GIVEN RECORDS:

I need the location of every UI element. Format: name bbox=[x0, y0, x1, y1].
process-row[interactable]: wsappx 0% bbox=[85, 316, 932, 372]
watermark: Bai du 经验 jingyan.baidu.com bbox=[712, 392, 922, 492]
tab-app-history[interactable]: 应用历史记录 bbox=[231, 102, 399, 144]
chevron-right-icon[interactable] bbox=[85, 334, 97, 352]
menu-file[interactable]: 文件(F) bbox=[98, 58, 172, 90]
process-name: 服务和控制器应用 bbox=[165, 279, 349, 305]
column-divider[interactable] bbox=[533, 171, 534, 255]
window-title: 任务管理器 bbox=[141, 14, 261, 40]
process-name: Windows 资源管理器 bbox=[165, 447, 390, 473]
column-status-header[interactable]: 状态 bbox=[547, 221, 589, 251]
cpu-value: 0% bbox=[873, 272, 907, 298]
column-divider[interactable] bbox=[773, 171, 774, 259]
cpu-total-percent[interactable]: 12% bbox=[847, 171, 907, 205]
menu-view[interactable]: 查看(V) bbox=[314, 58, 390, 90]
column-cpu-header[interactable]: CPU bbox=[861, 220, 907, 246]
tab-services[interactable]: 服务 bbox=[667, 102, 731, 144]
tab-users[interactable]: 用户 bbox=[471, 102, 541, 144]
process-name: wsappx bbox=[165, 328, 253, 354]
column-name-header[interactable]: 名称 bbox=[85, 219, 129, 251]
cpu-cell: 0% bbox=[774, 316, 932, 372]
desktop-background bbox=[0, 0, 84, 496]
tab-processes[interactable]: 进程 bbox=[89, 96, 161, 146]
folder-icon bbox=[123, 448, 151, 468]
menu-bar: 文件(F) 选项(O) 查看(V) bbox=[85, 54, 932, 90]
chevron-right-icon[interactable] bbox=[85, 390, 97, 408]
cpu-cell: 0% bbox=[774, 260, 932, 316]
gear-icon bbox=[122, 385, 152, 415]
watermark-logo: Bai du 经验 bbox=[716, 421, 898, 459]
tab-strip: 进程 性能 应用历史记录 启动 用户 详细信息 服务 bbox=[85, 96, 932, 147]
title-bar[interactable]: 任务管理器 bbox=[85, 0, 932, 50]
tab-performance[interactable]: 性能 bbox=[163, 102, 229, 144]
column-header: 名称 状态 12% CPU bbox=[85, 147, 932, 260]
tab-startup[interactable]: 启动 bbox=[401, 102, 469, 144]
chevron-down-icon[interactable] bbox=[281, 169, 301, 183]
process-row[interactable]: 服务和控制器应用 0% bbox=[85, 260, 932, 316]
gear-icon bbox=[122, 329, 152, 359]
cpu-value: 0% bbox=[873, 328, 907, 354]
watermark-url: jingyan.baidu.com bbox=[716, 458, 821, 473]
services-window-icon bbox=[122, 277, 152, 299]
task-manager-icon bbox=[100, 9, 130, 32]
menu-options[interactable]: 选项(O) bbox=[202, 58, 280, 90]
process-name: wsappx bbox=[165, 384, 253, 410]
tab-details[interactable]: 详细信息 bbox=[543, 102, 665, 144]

JOB: Quote every row above verbatim, from the first through the last.

WRITTEN SOLUTION:
I need the location of every UI element. Format: name bbox=[x0, y0, x1, y1].
process-row[interactable]: wsappx 0% bbox=[85, 316, 932, 372]
watermark: Bai du 经验 jingyan.baidu.com bbox=[712, 392, 922, 492]
tab-app-history[interactable]: 应用历史记录 bbox=[231, 102, 399, 144]
chevron-right-icon[interactable] bbox=[85, 334, 97, 352]
menu-file[interactable]: 文件(F) bbox=[98, 58, 172, 90]
process-name: 服务和控制器应用 bbox=[165, 279, 349, 305]
column-divider[interactable] bbox=[533, 171, 534, 255]
window-title: 任务管理器 bbox=[141, 14, 261, 40]
process-name: Windows 资源管理器 bbox=[165, 447, 390, 473]
column-status-header[interactable]: 状态 bbox=[547, 221, 589, 251]
cpu-value: 0% bbox=[873, 272, 907, 298]
column-divider[interactable] bbox=[773, 171, 774, 259]
cpu-total-percent[interactable]: 12% bbox=[847, 171, 907, 205]
menu-view[interactable]: 查看(V) bbox=[314, 58, 390, 90]
column-cpu-header[interactable]: CPU bbox=[861, 220, 907, 246]
tab-services[interactable]: 服务 bbox=[667, 102, 731, 144]
tab-users[interactable]: 用户 bbox=[471, 102, 541, 144]
process-name: wsappx bbox=[165, 328, 253, 354]
column-name-header[interactable]: 名称 bbox=[85, 219, 129, 251]
cpu-cell: 0% bbox=[774, 316, 932, 372]
desktop-background bbox=[0, 0, 84, 496]
tab-processes[interactable]: 进程 bbox=[89, 96, 161, 146]
folder-icon bbox=[123, 448, 151, 468]
menu-bar: 文件(F) 选项(O) 查看(V) bbox=[85, 54, 932, 90]
chevron-right-icon[interactable] bbox=[85, 390, 97, 408]
cpu-cell: 0% bbox=[774, 260, 932, 316]
gear-icon bbox=[122, 385, 152, 415]
watermark-logo: Bai du 经验 bbox=[716, 421, 898, 459]
tab-strip: 进程 性能 应用历史记录 启动 用户 详细信息 服务 bbox=[85, 96, 932, 147]
title-bar[interactable]: 任务管理器 bbox=[85, 0, 932, 50]
tab-performance[interactable]: 性能 bbox=[163, 102, 229, 144]
column-header: 名称 状态 12% CPU bbox=[85, 147, 932, 260]
tab-startup[interactable]: 启动 bbox=[401, 102, 469, 144]
chevron-down-icon[interactable] bbox=[281, 169, 301, 183]
process-row[interactable]: 服务和控制器应用 0% bbox=[85, 260, 932, 316]
gear-icon bbox=[122, 329, 152, 359]
cpu-value: 0% bbox=[873, 328, 907, 354]
watermark-url: jingyan.baidu.com bbox=[716, 458, 821, 473]
services-window-icon bbox=[122, 277, 152, 299]
task-manager-icon bbox=[100, 9, 130, 32]
menu-options[interactable]: 选项(O) bbox=[202, 58, 280, 90]
process-name: wsappx bbox=[165, 384, 253, 410]
tab-details[interactable]: 详细信息 bbox=[543, 102, 665, 144]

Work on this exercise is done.